WHAT YOU SHOULD DO:
Gather all lines containing the string "image" and copy them out.

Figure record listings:
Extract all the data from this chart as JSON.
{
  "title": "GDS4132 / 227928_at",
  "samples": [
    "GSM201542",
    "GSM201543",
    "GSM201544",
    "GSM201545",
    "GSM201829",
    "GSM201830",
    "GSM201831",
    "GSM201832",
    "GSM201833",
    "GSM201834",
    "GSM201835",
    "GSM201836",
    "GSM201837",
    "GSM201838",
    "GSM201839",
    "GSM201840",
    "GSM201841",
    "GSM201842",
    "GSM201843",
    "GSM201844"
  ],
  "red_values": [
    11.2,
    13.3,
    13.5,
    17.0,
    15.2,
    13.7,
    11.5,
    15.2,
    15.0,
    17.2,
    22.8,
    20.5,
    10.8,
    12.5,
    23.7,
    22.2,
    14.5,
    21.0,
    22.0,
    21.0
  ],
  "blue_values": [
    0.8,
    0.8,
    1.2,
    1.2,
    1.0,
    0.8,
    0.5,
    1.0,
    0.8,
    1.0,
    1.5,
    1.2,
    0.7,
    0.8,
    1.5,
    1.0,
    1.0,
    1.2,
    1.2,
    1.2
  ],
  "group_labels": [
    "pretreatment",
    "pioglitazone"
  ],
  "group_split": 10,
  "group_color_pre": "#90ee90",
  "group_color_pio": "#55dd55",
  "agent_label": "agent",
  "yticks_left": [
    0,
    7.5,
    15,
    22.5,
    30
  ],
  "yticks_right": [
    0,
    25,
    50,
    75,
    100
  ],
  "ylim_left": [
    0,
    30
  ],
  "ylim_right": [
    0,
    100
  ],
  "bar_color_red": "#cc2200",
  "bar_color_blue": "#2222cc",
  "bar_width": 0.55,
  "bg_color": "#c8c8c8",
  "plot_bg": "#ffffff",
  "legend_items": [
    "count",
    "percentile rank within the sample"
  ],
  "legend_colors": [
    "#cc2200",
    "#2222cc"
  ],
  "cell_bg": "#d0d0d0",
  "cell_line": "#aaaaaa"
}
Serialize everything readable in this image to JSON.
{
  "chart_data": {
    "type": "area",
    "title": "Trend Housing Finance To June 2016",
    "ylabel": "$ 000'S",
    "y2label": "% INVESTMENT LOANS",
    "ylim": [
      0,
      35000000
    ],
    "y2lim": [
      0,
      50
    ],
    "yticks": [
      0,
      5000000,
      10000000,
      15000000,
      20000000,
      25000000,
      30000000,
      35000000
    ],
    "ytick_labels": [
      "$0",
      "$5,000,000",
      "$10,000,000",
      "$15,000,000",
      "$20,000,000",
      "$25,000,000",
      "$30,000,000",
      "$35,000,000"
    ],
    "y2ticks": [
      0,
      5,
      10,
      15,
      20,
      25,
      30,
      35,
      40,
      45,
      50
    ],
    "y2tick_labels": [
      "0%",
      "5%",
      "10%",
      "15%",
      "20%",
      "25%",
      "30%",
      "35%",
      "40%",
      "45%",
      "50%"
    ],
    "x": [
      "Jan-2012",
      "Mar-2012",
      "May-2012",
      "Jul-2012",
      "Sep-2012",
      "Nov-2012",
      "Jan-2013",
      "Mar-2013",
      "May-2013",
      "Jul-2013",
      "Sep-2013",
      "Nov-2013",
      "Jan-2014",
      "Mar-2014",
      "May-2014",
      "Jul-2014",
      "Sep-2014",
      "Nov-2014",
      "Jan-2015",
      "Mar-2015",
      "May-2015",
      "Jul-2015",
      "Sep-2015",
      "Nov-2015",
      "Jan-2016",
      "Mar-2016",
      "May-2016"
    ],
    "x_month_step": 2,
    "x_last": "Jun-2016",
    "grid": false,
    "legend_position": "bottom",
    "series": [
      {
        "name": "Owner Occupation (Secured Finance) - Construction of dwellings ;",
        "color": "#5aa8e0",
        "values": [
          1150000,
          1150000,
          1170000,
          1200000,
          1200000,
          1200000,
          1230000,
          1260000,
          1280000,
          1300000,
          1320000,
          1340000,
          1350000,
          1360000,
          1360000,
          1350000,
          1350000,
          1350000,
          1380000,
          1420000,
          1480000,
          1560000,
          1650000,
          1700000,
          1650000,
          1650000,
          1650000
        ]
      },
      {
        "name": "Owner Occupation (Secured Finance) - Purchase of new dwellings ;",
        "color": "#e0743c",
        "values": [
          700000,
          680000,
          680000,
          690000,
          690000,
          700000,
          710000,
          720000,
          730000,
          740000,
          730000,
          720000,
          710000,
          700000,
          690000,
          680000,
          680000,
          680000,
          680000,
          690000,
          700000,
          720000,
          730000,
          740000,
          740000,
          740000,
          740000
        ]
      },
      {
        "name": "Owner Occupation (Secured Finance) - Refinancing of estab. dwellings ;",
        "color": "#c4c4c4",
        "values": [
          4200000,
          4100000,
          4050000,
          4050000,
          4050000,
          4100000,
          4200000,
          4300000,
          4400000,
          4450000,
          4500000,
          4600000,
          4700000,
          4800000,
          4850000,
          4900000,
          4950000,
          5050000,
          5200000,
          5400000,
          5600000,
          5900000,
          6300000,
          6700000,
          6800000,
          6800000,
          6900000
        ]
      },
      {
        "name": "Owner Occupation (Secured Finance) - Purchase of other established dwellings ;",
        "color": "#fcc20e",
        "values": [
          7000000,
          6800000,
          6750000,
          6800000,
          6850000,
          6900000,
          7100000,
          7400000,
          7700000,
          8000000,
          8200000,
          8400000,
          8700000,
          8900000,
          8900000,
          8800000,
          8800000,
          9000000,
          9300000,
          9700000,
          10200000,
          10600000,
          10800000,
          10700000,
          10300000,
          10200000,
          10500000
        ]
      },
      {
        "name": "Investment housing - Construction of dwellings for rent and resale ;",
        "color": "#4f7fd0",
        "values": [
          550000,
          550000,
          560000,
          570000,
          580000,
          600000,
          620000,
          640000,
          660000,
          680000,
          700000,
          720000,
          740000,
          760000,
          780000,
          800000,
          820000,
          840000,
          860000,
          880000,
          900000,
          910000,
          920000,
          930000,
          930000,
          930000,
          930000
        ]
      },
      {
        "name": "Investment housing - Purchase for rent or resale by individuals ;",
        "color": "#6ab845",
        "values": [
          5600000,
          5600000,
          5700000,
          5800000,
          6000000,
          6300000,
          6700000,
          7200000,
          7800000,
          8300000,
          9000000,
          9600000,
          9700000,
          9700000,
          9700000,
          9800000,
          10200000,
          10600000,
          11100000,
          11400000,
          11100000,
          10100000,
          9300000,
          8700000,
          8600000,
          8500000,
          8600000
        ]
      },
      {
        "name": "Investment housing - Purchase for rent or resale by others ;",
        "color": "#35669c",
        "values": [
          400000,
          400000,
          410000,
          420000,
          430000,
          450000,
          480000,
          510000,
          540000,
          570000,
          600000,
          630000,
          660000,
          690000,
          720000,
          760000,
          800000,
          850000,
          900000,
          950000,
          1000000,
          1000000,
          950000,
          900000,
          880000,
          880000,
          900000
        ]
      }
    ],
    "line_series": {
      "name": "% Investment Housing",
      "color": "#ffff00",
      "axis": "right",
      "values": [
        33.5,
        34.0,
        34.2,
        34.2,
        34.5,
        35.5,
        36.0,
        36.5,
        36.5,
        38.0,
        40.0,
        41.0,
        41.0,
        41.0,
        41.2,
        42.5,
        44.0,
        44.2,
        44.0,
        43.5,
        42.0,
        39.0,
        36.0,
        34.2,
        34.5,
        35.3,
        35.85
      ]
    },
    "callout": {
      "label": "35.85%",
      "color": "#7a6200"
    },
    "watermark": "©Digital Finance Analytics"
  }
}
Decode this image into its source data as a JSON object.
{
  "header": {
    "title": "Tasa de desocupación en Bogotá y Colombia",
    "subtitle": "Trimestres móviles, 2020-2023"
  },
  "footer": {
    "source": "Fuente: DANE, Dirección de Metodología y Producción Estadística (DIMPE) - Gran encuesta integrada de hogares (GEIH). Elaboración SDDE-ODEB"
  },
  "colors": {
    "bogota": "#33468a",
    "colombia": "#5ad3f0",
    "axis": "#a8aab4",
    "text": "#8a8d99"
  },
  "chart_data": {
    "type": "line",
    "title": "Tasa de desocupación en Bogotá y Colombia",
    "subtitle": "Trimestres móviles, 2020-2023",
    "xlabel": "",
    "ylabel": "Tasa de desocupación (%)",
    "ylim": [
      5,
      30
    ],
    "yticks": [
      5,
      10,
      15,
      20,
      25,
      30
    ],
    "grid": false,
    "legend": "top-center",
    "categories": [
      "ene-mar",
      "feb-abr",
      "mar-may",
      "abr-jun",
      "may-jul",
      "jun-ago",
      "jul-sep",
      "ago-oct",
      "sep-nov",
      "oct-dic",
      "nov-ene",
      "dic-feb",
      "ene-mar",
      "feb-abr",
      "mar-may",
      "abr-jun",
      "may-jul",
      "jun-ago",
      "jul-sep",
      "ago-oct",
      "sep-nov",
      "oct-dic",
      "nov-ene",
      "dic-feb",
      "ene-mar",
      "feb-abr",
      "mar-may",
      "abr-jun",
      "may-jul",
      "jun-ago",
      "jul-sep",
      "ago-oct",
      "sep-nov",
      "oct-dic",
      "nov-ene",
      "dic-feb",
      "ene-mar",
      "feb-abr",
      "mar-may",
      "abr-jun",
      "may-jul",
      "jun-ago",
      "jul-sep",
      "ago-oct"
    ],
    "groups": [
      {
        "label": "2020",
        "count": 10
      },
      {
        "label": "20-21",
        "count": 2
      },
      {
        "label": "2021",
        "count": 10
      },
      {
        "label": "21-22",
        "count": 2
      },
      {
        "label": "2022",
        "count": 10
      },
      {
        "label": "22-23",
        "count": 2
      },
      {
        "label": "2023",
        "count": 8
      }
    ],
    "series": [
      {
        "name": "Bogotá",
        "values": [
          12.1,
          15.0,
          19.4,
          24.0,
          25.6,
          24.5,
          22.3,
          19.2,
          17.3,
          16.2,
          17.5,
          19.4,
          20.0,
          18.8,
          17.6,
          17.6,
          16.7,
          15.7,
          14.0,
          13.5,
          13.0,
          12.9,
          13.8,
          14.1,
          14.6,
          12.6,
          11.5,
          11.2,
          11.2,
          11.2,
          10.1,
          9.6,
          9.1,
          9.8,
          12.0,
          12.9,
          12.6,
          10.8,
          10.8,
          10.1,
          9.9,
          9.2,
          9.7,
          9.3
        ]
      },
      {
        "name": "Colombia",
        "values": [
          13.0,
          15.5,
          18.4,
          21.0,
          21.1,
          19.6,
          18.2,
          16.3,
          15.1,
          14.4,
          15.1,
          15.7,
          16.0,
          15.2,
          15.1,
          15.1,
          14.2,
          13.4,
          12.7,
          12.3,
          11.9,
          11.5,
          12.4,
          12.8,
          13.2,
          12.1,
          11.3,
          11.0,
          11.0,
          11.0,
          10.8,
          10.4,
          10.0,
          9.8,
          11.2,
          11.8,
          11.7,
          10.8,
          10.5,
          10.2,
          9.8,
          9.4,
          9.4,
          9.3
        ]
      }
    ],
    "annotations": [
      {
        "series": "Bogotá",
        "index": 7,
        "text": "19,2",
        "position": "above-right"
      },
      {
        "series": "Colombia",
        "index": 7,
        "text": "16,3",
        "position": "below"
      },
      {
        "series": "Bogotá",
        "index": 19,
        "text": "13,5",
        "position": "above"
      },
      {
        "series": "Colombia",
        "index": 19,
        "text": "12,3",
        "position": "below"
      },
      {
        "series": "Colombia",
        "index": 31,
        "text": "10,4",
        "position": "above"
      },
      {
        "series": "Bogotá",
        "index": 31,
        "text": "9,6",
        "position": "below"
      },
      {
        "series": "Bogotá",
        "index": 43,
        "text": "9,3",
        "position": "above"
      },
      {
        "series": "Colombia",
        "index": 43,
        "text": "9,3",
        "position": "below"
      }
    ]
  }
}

THE REPLY:
Serialize everything readable in this image to JSON.
Decode this image into its source data as a JSON object.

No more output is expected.